| WHAT THIS TASK INVOLVES |
Starting at the line with "Output the text content of this document." in it, reproduce each line below through the last one, exactly, and include nothing else.

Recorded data

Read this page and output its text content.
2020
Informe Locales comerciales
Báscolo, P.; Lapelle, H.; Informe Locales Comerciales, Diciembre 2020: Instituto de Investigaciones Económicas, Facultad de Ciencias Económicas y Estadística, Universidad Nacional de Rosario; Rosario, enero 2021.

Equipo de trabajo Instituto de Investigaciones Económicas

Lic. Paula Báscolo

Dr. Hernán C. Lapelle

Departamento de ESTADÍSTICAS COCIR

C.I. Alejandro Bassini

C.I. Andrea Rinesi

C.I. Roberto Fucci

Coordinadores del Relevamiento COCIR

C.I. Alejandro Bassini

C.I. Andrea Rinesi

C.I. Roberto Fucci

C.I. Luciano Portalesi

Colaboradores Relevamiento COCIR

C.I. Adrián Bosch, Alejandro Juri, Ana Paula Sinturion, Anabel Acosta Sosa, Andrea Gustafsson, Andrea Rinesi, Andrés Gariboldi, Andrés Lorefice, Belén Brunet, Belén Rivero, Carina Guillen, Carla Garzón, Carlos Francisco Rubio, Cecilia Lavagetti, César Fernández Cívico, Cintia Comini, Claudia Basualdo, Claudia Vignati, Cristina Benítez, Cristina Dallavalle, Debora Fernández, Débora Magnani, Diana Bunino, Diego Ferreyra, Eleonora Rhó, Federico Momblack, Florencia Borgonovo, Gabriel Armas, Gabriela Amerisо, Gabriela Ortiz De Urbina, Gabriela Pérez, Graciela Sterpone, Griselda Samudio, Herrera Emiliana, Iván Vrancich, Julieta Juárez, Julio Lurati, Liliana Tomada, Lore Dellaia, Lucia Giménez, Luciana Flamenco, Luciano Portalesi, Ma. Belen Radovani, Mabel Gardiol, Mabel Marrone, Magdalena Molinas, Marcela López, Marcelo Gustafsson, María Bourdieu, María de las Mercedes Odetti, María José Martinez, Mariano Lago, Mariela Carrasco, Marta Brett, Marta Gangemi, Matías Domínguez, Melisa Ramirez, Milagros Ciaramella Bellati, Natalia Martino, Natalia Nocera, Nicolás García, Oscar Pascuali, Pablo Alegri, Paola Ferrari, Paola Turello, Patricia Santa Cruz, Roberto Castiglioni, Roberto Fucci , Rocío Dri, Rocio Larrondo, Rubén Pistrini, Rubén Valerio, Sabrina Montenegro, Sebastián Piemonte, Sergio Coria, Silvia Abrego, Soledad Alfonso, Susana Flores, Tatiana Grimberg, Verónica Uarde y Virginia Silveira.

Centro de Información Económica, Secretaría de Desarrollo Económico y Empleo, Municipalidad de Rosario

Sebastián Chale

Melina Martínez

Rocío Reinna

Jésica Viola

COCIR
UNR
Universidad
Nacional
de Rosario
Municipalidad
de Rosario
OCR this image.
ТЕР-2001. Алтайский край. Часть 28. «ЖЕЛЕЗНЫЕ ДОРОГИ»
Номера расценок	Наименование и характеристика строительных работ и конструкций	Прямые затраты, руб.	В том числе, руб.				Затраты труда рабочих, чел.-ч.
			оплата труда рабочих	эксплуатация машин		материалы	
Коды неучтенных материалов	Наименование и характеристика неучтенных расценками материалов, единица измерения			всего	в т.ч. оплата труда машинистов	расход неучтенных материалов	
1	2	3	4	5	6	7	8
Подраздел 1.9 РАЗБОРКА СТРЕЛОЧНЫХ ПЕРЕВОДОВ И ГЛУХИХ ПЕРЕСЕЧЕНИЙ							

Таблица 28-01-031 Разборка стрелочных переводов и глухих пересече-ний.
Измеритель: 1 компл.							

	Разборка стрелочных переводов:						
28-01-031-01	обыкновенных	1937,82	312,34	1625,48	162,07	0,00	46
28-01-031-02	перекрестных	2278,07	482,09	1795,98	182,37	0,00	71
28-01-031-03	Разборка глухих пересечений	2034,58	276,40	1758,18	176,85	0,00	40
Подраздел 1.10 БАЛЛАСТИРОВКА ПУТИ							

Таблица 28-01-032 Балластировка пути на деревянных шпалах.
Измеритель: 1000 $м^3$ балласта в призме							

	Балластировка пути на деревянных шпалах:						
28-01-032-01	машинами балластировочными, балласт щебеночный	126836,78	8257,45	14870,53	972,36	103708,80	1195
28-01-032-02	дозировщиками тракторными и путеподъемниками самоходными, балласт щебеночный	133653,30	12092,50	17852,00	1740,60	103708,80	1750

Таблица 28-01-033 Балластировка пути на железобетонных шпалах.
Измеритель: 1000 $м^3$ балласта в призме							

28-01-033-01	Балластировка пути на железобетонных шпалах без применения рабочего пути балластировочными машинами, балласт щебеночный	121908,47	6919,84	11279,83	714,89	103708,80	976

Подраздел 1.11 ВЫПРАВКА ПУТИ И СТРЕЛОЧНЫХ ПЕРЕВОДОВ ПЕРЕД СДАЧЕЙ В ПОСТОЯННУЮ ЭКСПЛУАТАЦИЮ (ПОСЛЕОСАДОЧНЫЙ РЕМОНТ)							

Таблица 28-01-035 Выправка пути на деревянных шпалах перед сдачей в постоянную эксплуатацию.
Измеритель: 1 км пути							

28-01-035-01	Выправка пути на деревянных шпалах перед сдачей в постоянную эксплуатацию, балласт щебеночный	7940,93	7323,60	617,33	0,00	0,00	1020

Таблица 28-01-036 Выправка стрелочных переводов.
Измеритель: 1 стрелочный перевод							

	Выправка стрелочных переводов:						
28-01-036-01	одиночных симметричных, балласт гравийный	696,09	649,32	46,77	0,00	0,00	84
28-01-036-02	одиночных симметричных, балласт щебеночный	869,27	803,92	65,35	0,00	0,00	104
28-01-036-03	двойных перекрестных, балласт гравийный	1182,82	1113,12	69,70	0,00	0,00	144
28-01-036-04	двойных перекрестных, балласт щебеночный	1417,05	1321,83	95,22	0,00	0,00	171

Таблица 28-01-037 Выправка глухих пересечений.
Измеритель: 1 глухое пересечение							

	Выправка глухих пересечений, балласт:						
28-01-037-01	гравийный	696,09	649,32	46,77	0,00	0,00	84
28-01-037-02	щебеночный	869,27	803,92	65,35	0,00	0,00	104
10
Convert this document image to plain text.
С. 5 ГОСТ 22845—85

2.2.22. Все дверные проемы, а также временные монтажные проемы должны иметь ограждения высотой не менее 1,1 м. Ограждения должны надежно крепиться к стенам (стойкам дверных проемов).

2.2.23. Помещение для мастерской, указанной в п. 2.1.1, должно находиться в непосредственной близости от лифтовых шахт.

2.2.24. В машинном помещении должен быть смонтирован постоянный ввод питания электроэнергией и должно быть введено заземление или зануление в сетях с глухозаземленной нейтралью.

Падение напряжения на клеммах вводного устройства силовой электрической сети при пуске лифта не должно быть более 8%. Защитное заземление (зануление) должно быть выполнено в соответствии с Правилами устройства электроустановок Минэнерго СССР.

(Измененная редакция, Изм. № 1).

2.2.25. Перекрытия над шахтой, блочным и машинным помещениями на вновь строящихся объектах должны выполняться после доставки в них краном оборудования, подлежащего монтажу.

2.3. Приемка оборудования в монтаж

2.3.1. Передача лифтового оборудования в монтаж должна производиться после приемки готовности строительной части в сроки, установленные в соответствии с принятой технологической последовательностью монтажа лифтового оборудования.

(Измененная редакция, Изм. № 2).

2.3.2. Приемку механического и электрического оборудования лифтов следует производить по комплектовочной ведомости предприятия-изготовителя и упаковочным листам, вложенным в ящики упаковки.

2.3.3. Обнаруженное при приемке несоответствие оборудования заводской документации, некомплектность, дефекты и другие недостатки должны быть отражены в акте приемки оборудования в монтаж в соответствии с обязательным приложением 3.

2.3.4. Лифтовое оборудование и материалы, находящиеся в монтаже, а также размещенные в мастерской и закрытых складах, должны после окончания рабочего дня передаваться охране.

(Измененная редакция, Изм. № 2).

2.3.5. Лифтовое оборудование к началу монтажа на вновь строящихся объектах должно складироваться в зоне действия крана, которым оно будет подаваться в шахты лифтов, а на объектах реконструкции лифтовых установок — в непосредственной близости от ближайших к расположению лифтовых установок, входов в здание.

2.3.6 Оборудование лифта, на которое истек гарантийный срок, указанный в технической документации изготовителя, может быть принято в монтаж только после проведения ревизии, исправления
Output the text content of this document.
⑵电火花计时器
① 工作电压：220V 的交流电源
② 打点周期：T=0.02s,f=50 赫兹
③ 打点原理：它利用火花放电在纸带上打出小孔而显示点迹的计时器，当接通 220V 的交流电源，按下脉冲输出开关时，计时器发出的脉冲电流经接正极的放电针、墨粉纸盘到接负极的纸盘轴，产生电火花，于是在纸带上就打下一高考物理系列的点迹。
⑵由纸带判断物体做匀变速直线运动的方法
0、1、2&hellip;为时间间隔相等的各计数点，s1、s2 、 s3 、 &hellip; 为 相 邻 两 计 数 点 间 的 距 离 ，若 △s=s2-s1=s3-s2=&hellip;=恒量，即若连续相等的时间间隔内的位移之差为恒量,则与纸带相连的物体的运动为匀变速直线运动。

| FULL SOLUTION |
Output the text content of this document.
⑵电火花计时器
① 工作电压：220V 的交流电源
② 打点周期：T=0.02s,f=50 赫兹
③ 打点原理：它利用火花放电在纸带上打出小孔而显示点迹的计时器，当接通 220V 的交流电源，按下脉冲输出开关时，计时器发出的脉冲电流经接正极的放电针、墨粉纸盘到接负极的纸盘轴，产生电火花，于是在纸带上就打下一高考物理系列的点迹。
⑵由纸带判断物体做匀变速直线运动的方法
0、1、2&hellip;为时间间隔相等的各计数点，s1、s2 、 s3 、 &hellip; 为 相 邻 两 计 数 点 间 的 距 离 ，若 △s=s2-s1=s3-s2=&hellip;=恒量，即若连续相等的时间间隔内的位移之差为恒量,则与纸带相连的物体的运动为匀变速直线运动。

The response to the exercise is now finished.